• _What you should do_
Reproduce every one of the rows below verbatim, keeping each on its own line and leaving every character unchanged.

• _Record extracts_
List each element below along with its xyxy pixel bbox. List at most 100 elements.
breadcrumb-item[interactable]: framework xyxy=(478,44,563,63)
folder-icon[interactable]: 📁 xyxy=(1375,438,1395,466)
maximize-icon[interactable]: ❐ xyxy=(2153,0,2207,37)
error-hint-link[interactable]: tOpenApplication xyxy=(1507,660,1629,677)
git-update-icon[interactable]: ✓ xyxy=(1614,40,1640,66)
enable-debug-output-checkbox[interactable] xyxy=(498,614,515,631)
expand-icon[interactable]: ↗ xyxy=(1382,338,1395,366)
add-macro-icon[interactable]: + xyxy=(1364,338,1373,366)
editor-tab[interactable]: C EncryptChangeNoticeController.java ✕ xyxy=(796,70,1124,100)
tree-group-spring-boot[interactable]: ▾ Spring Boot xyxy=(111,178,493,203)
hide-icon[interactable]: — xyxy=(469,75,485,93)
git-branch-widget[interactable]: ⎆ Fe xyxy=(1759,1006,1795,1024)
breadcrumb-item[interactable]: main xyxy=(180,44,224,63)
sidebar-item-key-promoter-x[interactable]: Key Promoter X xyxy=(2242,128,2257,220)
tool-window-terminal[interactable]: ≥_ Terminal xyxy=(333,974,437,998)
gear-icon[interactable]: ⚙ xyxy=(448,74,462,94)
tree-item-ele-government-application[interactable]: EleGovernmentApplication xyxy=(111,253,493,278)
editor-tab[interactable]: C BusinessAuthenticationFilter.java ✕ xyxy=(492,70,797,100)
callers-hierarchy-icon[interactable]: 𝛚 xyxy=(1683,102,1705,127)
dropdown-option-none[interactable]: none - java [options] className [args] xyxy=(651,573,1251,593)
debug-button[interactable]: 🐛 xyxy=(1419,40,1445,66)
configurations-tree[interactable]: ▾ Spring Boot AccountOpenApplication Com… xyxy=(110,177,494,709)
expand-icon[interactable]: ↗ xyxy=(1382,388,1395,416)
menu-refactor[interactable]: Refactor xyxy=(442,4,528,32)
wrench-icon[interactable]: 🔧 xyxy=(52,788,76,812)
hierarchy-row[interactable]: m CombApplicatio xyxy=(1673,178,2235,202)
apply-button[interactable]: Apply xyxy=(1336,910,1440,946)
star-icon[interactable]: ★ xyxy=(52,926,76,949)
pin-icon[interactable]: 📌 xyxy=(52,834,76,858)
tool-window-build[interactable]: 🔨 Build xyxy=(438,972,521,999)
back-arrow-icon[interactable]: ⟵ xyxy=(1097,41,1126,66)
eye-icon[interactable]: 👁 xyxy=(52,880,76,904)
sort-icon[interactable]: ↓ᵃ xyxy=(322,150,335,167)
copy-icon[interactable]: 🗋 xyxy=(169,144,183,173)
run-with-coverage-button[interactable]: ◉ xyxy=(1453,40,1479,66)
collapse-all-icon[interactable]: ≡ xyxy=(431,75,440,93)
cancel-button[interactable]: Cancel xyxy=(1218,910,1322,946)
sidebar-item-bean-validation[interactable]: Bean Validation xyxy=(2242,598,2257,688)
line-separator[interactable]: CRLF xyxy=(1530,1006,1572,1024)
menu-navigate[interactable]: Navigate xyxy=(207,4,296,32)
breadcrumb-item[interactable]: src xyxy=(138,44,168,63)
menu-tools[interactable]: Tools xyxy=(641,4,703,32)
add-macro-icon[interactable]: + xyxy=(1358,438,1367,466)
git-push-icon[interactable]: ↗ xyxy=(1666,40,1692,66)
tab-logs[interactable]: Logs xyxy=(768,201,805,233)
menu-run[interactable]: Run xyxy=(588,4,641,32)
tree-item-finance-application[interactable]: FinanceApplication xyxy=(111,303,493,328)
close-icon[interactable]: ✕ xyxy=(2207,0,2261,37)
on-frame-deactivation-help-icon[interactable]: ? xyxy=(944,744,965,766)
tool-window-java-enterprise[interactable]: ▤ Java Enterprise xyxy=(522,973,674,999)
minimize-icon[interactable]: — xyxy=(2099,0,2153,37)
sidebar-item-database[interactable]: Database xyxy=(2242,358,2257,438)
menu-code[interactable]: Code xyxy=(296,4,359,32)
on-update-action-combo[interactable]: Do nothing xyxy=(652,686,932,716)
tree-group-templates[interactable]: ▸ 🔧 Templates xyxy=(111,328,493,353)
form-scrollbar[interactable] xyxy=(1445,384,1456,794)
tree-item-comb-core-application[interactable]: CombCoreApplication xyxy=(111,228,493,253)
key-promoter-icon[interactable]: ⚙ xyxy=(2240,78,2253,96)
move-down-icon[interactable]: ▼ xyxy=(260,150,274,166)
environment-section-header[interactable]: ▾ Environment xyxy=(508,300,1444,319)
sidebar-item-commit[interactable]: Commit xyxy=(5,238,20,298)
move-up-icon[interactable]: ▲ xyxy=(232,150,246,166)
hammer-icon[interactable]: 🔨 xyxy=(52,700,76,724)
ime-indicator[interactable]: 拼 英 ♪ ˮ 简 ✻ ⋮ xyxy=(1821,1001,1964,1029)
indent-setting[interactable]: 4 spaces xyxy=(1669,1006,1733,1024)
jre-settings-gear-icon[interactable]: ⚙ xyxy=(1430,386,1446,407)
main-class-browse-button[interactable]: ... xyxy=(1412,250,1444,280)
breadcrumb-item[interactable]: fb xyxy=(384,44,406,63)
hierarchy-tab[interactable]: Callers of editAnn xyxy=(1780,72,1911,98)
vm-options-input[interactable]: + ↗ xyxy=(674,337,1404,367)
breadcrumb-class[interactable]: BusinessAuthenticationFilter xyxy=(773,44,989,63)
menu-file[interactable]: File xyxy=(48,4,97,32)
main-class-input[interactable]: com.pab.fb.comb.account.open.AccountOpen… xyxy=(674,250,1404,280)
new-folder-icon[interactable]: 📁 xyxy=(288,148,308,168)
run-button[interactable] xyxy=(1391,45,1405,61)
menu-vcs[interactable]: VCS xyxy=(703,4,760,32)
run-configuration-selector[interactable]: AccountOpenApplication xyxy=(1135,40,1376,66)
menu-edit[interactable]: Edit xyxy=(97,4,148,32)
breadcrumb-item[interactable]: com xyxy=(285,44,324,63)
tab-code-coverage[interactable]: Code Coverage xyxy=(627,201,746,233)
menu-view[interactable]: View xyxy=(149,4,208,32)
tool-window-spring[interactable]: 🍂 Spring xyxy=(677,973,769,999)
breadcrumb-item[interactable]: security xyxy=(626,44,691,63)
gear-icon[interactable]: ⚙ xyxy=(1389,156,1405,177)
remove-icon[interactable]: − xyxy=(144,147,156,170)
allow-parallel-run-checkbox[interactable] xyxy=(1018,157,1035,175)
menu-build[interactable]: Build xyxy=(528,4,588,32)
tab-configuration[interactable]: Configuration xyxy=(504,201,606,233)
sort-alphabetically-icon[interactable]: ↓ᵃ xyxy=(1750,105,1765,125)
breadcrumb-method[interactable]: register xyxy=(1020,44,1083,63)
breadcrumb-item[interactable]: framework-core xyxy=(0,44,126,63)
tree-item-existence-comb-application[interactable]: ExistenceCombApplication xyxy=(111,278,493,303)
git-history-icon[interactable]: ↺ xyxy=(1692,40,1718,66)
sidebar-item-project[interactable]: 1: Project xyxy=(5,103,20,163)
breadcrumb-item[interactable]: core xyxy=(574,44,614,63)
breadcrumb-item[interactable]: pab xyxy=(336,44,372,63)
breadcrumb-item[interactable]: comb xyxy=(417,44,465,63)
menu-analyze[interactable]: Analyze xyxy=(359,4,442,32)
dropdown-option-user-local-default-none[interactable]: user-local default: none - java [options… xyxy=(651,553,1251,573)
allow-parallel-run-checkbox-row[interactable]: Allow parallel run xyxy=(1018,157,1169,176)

• _Answer below_
List each element below along with its xyxy pixel bbox. List at most 100 elements.
breadcrumb-item[interactable]: framework xyxy=(478,44,563,63)
folder-icon[interactable]: 📁 xyxy=(1375,438,1395,466)
maximize-icon[interactable]: ❐ xyxy=(2153,0,2207,37)
error-hint-link[interactable]: tOpenApplication xyxy=(1507,660,1629,677)
git-update-icon[interactable]: ✓ xyxy=(1614,40,1640,66)
enable-debug-output-checkbox[interactable] xyxy=(498,614,515,631)
expand-icon[interactable]: ↗ xyxy=(1382,338,1395,366)
add-macro-icon[interactable]: + xyxy=(1364,338,1373,366)
editor-tab[interactable]: C EncryptChangeNoticeController.java ✕ xyxy=(796,70,1124,100)
tree-group-spring-boot[interactable]: ▾ Spring Boot xyxy=(111,178,493,203)
hide-icon[interactable]: — xyxy=(469,75,485,93)
git-branch-widget[interactable]: ⎆ Fe xyxy=(1759,1006,1795,1024)
breadcrumb-item[interactable]: main xyxy=(180,44,224,63)
sidebar-item-key-promoter-x[interactable]: Key Promoter X xyxy=(2242,128,2257,220)
tool-window-terminal[interactable]: ≥_ Terminal xyxy=(333,974,437,998)
gear-icon[interactable]: ⚙ xyxy=(448,74,462,94)
tree-item-ele-government-application[interactable]: EleGovernmentApplication xyxy=(111,253,493,278)
editor-tab[interactable]: C BusinessAuthenticationFilter.java ✕ xyxy=(492,70,797,100)
callers-hierarchy-icon[interactable]: 𝛚 xyxy=(1683,102,1705,127)
dropdown-option-none[interactable]: none - java [options] className [args] xyxy=(651,573,1251,593)
debug-button[interactable]: 🐛 xyxy=(1419,40,1445,66)
configurations-tree[interactable]: ▾ Spring Boot AccountOpenApplication Com… xyxy=(110,177,494,709)
expand-icon[interactable]: ↗ xyxy=(1382,388,1395,416)
menu-refactor[interactable]: Refactor xyxy=(442,4,528,32)
wrench-icon[interactable]: 🔧 xyxy=(52,788,76,812)
hierarchy-row[interactable]: m CombApplicatio xyxy=(1673,178,2235,202)
apply-button[interactable]: Apply xyxy=(1336,910,1440,946)
star-icon[interactable]: ★ xyxy=(52,926,76,949)
pin-icon[interactable]: 📌 xyxy=(52,834,76,858)
tool-window-build[interactable]: 🔨 Build xyxy=(438,972,521,999)
back-arrow-icon[interactable]: ⟵ xyxy=(1097,41,1126,66)
eye-icon[interactable]: 👁 xyxy=(52,880,76,904)
sort-icon[interactable]: ↓ᵃ xyxy=(322,150,335,167)
copy-icon[interactable]: 🗋 xyxy=(169,144,183,173)
run-with-coverage-button[interactable]: ◉ xyxy=(1453,40,1479,66)
collapse-all-icon[interactable]: ≡ xyxy=(431,75,440,93)
cancel-button[interactable]: Cancel xyxy=(1218,910,1322,946)
sidebar-item-bean-validation[interactable]: Bean Validation xyxy=(2242,598,2257,688)
line-separator[interactable]: CRLF xyxy=(1530,1006,1572,1024)
menu-navigate[interactable]: Navigate xyxy=(207,4,296,32)
breadcrumb-item[interactable]: src xyxy=(138,44,168,63)
menu-tools[interactable]: Tools xyxy=(641,4,703,32)
add-macro-icon[interactable]: + xyxy=(1358,438,1367,466)
git-push-icon[interactable]: ↗ xyxy=(1666,40,1692,66)
tab-logs[interactable]: Logs xyxy=(768,201,805,233)
menu-run[interactable]: Run xyxy=(588,4,641,32)
tree-item-finance-application[interactable]: FinanceApplication xyxy=(111,303,493,328)
close-icon[interactable]: ✕ xyxy=(2207,0,2261,37)
on-frame-deactivation-help-icon[interactable]: ? xyxy=(944,744,965,766)
tool-window-java-enterprise[interactable]: ▤ Java Enterprise xyxy=(522,973,674,999)
minimize-icon[interactable]: — xyxy=(2099,0,2153,37)
sidebar-item-database[interactable]: Database xyxy=(2242,358,2257,438)
menu-code[interactable]: Code xyxy=(296,4,359,32)
on-update-action-combo[interactable]: Do nothing xyxy=(652,686,932,716)
tree-group-templates[interactable]: ▸ 🔧 Templates xyxy=(111,328,493,353)
form-scrollbar[interactable] xyxy=(1445,384,1456,794)
tree-item-comb-core-application[interactable]: CombCoreApplication xyxy=(111,228,493,253)
key-promoter-icon[interactable]: ⚙ xyxy=(2240,78,2253,96)
move-down-icon[interactable]: ▼ xyxy=(260,150,274,166)
environment-section-header[interactable]: ▾ Environment xyxy=(508,300,1444,319)
sidebar-item-commit[interactable]: Commit xyxy=(5,238,20,298)
move-up-icon[interactable]: ▲ xyxy=(232,150,246,166)
hammer-icon[interactable]: 🔨 xyxy=(52,700,76,724)
ime-indicator[interactable]: 拼 英 ♪ ˮ 简 ✻ ⋮ xyxy=(1821,1001,1964,1029)
indent-setting[interactable]: 4 spaces xyxy=(1669,1006,1733,1024)
jre-settings-gear-icon[interactable]: ⚙ xyxy=(1430,386,1446,407)
main-class-browse-button[interactable]: ... xyxy=(1412,250,1444,280)
breadcrumb-item[interactable]: fb xyxy=(384,44,406,63)
hierarchy-tab[interactable]: Callers of editAnn xyxy=(1780,72,1911,98)
vm-options-input[interactable]: + ↗ xyxy=(674,337,1404,367)
breadcrumb-class[interactable]: BusinessAuthenticationFilter xyxy=(773,44,989,63)
menu-file[interactable]: File xyxy=(48,4,97,32)
main-class-input[interactable]: com.pab.fb.comb.account.open.AccountOpen… xyxy=(674,250,1404,280)
new-folder-icon[interactable]: 📁 xyxy=(288,148,308,168)
run-button[interactable] xyxy=(1391,45,1405,61)
menu-vcs[interactable]: VCS xyxy=(703,4,760,32)
run-configuration-selector[interactable]: AccountOpenApplication xyxy=(1135,40,1376,66)
menu-edit[interactable]: Edit xyxy=(97,4,148,32)
breadcrumb-item[interactable]: com xyxy=(285,44,324,63)
tab-code-coverage[interactable]: Code Coverage xyxy=(627,201,746,233)
menu-view[interactable]: View xyxy=(149,4,208,32)
tool-window-spring[interactable]: 🍂 Spring xyxy=(677,973,769,999)
breadcrumb-item[interactable]: security xyxy=(626,44,691,63)
gear-icon[interactable]: ⚙ xyxy=(1389,156,1405,177)
remove-icon[interactable]: − xyxy=(144,147,156,170)
allow-parallel-run-checkbox[interactable] xyxy=(1018,157,1035,175)
menu-build[interactable]: Build xyxy=(528,4,588,32)
tab-configuration[interactable]: Configuration xyxy=(504,201,606,233)
sort-alphabetically-icon[interactable]: ↓ᵃ xyxy=(1750,105,1765,125)
breadcrumb-method[interactable]: register xyxy=(1020,44,1083,63)
breadcrumb-item[interactable]: framework-core xyxy=(0,44,126,63)
tree-item-existence-comb-application[interactable]: ExistenceCombApplication xyxy=(111,278,493,303)
git-history-icon[interactable]: ↺ xyxy=(1692,40,1718,66)
sidebar-item-project[interactable]: 1: Project xyxy=(5,103,20,163)
breadcrumb-item[interactable]: core xyxy=(574,44,614,63)
breadcrumb-item[interactable]: pab xyxy=(336,44,372,63)
breadcrumb-item[interactable]: comb xyxy=(417,44,465,63)
menu-analyze[interactable]: Analyze xyxy=(359,4,442,32)
dropdown-option-user-local-default-none[interactable]: user-local default: none - java [options… xyxy=(651,553,1251,573)
allow-parallel-run-checkbox-row[interactable]: Allow parallel run xyxy=(1018,157,1169,176)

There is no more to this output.